→ Article
** Start **
#### Name: Stuti Upadhyay
#### Campus ID: XT81177
#### Instructor: Chalachew Jemberie

# Week3 -Python Basic Skills on Real Datasets

The homework assignment is focus on foundational Python skills, using built-in functions and data structures without relying on external libraries like `pandas` or visualization tools. 

## Homework1:Analyzing Census Income Data

**Objective**: Write Python functions to load, process, and analyze a subset of the "Adult" (Census Income) dataset to extract insights using only basic Python data structures and functions.


We'll use the **"Adult" dataset** for a data analysis task that can be completed with basic Python.

#### Task Overview

1. **Data Loading and Processing**:
   - Write a function to read the dataset from a CSV file and store it in a list of lists (or a list of dictionaries, if you're comfortable with dictionaries). Each inner list/dictionary should represent a single person's information.
   
2. **Data Cleaning**:
   - Write a function to clean the dataset (e.g., replace missing values represented by "?" with `None` or a relevant placeholder).

3. **Basic Analysis**:
   - Write functions to calculate:
     - The average age of individuals in the dataset.
     - The distribution of individuals by education level (i.e., the count of individuals for each education level).

4. **Income Level Analysis**:
   - Write a function to determine the percentage of individuals making more than $50,000 a year, grouped by education level.




#### Dataset Details

- You can download a simplified version of the dataset, which includes a subset of the columns: [Download Sample Dataset](https://archive.ics.uci.edu/ml/machine-learning-databases/adult/adult.data)

- Consider using a smaller sample of the dataset for ease of testing.

#### Sample Dataset Columns

For simplicity, use these columns: Age, Workclass, Education, Occupation, and Income.



### Data Loading

In [17]:
import csv

# Function to read the dataset from a CSV file and store it in a list of dictionaries
def read_dataset(filename):
    with open(filename, newline='') as csvfile:
        reader = csv.DictReader(csvfile)
        dataset = [row for row in reader]
    return dataset

# Function to clean the dataset
def clean_dataset(dataset):
    for row in dataset:
        # Replace missing values represented by "?" with None
        for key, value in row.items():
            if value == "?":
                row[key] = None
    return dataset

# Function to calculate the average age of individuals in the dataset
def calculate_average_age(dataset):
    ages = [int(row['age']) for row in dataset if row['age'] is not None]
    if len(ages) == 0:
        return None
    return sum(ages) / len(ages)
** End **
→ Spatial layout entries
** Start **
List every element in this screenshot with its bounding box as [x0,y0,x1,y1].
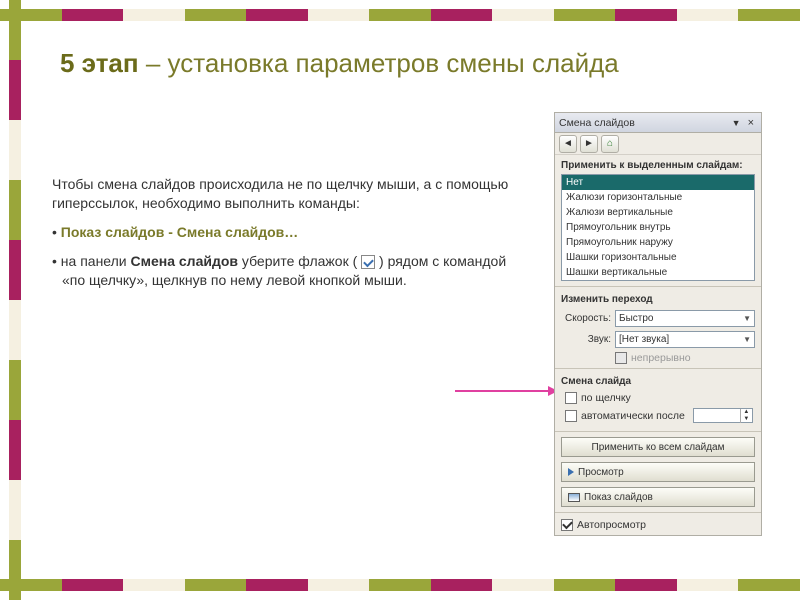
list-item[interactable]: Жалюзи горизонтальные [562,190,754,205]
nav-forward-button[interactable]: ► [580,135,598,153]
panel-nav: ◄ ► ⌂ [555,133,761,155]
list-item[interactable]: Шашки горизонтальные [562,250,754,265]
close-icon[interactable]: × [745,117,757,129]
slide-transition-panel: Смена слайдов ▼ × ◄ ► ⌂ Применить к выде… [554,112,762,536]
apply-all-button[interactable]: Применить ко всем слайдам [561,437,755,457]
chevron-down-icon: ▼ [743,314,751,323]
arrow-annotation [455,390,550,392]
effects-listbox[interactable]: Нет Жалюзи горизонтальные Жалюзи вертика… [561,174,755,281]
loop-checkbox [615,352,627,364]
list-item[interactable]: Прямоугольник наружу [562,235,754,250]
arrow-right-icon: ► [584,138,594,149]
checkbox-icon [361,255,375,269]
sound-dropdown[interactable]: [Нет звука]▼ [615,331,755,348]
paragraph-intro: Чтобы смена слайдов происходила не по ще… [52,175,512,213]
command-path: Показ слайдов - Смена слайдов… [61,224,299,240]
body-text: Чтобы смена слайдов происходила не по ще… [52,175,512,299]
title-rest: – установка параметров смены слайда [139,48,619,78]
decor-left [9,0,21,600]
arrow-left-icon: ◄ [563,138,573,149]
auto-after-checkbox[interactable] [565,410,577,422]
on-click-checkbox[interactable] [565,392,577,404]
autopreview-checkbox[interactable] [561,519,573,531]
list-item[interactable]: Жалюзи вертикальные [562,205,754,220]
advance-slide-label: Смена слайда [555,371,761,390]
on-click-label: по щелчку [581,392,631,404]
speed-dropdown[interactable]: Быстро▼ [615,310,755,327]
speed-label: Скорость: [561,313,611,324]
paragraph-instruction: • на панели Смена слайдов уберите флажок… [52,252,512,290]
nav-home-button[interactable]: ⌂ [601,135,619,153]
auto-after-label: автоматически после [581,410,685,422]
autopreview-label: Автопросмотр [577,519,646,531]
title-step: 5 этап [60,48,139,78]
loop-label: непрерывно [631,352,691,364]
panel-titlebar: Смена слайдов ▼ × [555,113,761,133]
list-item[interactable]: Прямоугольник внутрь [562,220,754,235]
apply-to-label: Применить к выделенным слайдам: [555,155,761,174]
slideshow-button[interactable]: Показ слайдов [561,487,755,507]
panel-menu-dropdown-icon[interactable]: ▼ [728,118,745,128]
spinner-down-icon[interactable]: ▼ [740,416,752,423]
auto-after-time-field[interactable]: ▲▼ [693,408,753,423]
decor-bottom [0,579,800,591]
home-icon: ⌂ [607,138,613,149]
spinner-up-icon[interactable]: ▲ [740,409,752,416]
chevron-down-icon: ▼ [743,335,751,344]
list-item[interactable]: Нет [562,175,754,190]
preview-button[interactable]: Просмотр [561,462,755,482]
page-title: 5 этап – установка параметров смены слай… [60,48,760,79]
play-icon [568,468,574,476]
sound-label: Звук: [561,334,611,345]
modify-transition-label: Изменить переход [555,289,761,308]
monitor-icon [568,493,580,502]
nav-back-button[interactable]: ◄ [559,135,577,153]
list-item[interactable]: Шашки вертикальные [562,265,754,280]
panel-title: Смена слайдов [559,117,728,129]
decor-top [0,9,800,21]
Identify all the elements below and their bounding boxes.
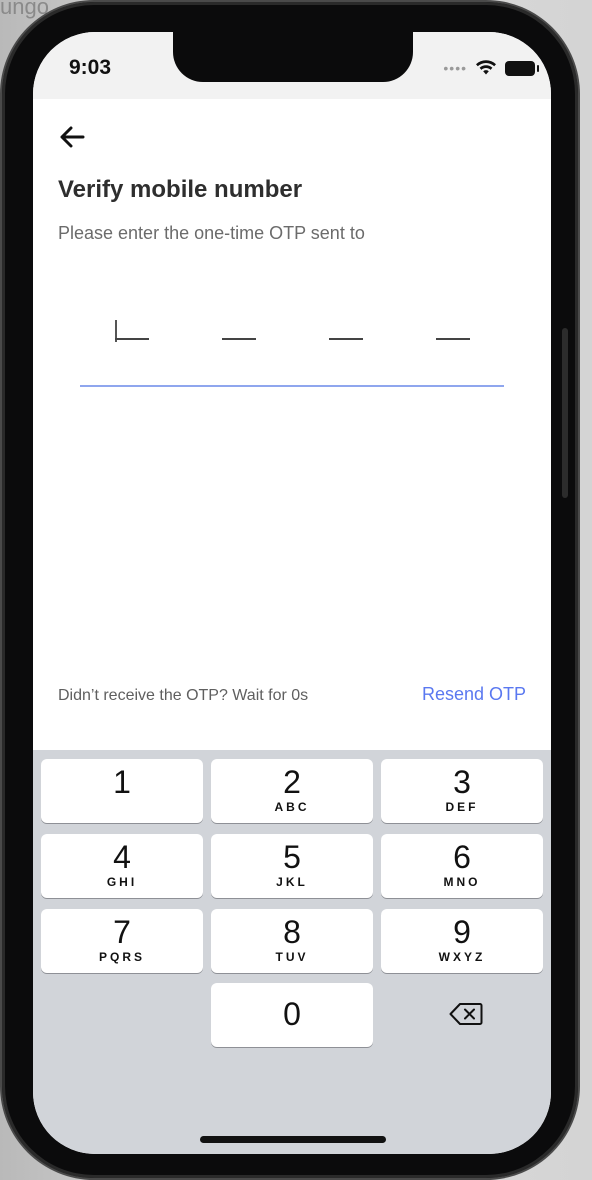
key-9[interactable]: 9 WXYZ xyxy=(381,909,543,973)
key-0[interactable]: 0 xyxy=(211,983,373,1047)
key-1[interactable]: 1 xyxy=(41,759,203,823)
resend-timer-text: Didn’t receive the OTP? Wait for 0s xyxy=(58,687,309,704)
key-5[interactable]: 5 JKL xyxy=(211,834,373,898)
key-6[interactable]: 6 MNO xyxy=(381,834,543,898)
otp-digit-slot xyxy=(436,338,470,340)
status-bar: 9:03 •••• xyxy=(33,32,551,99)
otp-digit-slot xyxy=(115,338,149,340)
otp-input[interactable] xyxy=(80,302,504,387)
key-2[interactable]: 2 ABC xyxy=(211,759,373,823)
wifi-icon xyxy=(476,60,496,75)
notch xyxy=(173,32,413,82)
key-7[interactable]: 7 PQRS xyxy=(41,909,203,973)
key-3[interactable]: 3 DEF xyxy=(381,759,543,823)
app-screen: 9:03 •••• Verify mobile number Please en… xyxy=(33,32,551,1154)
arrow-left-icon xyxy=(60,126,85,148)
key-4[interactable]: 4 GHI xyxy=(41,834,203,898)
phone-frame: 9:03 •••• Verify mobile number Please en… xyxy=(2,2,578,1178)
side-button xyxy=(562,328,568,498)
page-subtitle: Please enter the one-time OTP sent to xyxy=(58,223,365,243)
back-button[interactable] xyxy=(53,120,91,154)
home-indicator[interactable] xyxy=(200,1136,386,1143)
status-time: 9:03 xyxy=(69,56,112,79)
otp-digit-slot xyxy=(222,338,256,340)
key-8[interactable]: 8 TUV xyxy=(211,909,373,973)
battery-icon xyxy=(505,60,539,76)
signal-dots-icon: •••• xyxy=(443,60,467,76)
numeric-keypad: 1 2 ABC 3 DEF 4 GHI 5 JKL 6 MNO 7 PQRS 8… xyxy=(33,750,551,1154)
resend-otp-button[interactable]: Resend OTP xyxy=(422,684,526,705)
otp-digit-slot xyxy=(329,338,363,340)
page-title: Verify mobile number xyxy=(58,176,303,203)
status-icons: •••• xyxy=(443,58,539,78)
backspace-icon xyxy=(449,1003,483,1025)
delete-key[interactable] xyxy=(444,998,488,1030)
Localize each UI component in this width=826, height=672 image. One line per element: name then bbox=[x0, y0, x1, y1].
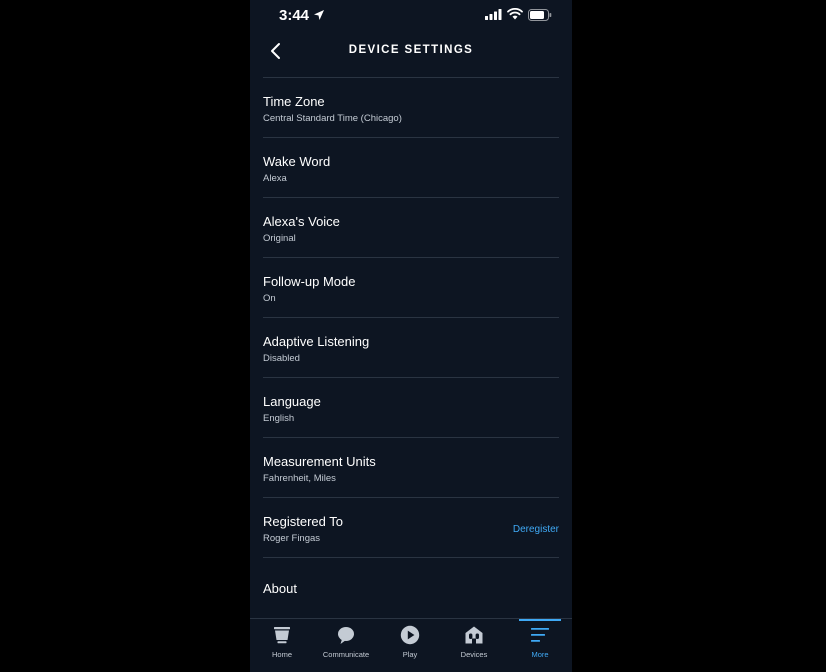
** End **
→ Set of tasks
A. Which columns does the Python homework on census income data say to use for simplicity?
B. Write the next part of the Python homework on census income data, picking up right after its last line of code.

→ Replies
A. Age, Workclass, Education, Occupation, and Income.

B.
# Function to calculate the distribution of individuals by education level
def calculate_education_distribution(dataset):
    education_levels = {}
    for row in dataset:
        education_level = row['education']
        if education_level not in education_levels:
            education_levels[education_level] = 0
        education_levels[education_level] += 1
    return education_levels

# Function to determine the percentage of individuals making more than $50,000 a year, grouped by education level
def calculate_income_percentage(dataset):
    total_count = len(dataset)
    high_income_count_by_education = {}
    for row in dataset:
        education_level = row['education']
        income = row['income']
        if income == '>50K':
            if education_level not in high_income_count_by_education:
                high_income_count_by_education[education_level] = 0
            high_income_count_by_education[education_level] += 1
    
    income_percentage_by_education = {}
    for education_level, high_income_count in high_income_count_by_education.items():
        total_count_for_education = sum(1 for row in dataset if row['education'] == education_level)
        percentage = (high_income_count / total_count_for_education) * 100
        income_percentage_by_education[education_level] = percentage
    
    return income_percentage_by_education

In [19]:
# Main function
def main():
    filename = 'adult.csv'
    dataset = read_dataset(filename)
    cleaned_dataset = clean_dataset(dataset)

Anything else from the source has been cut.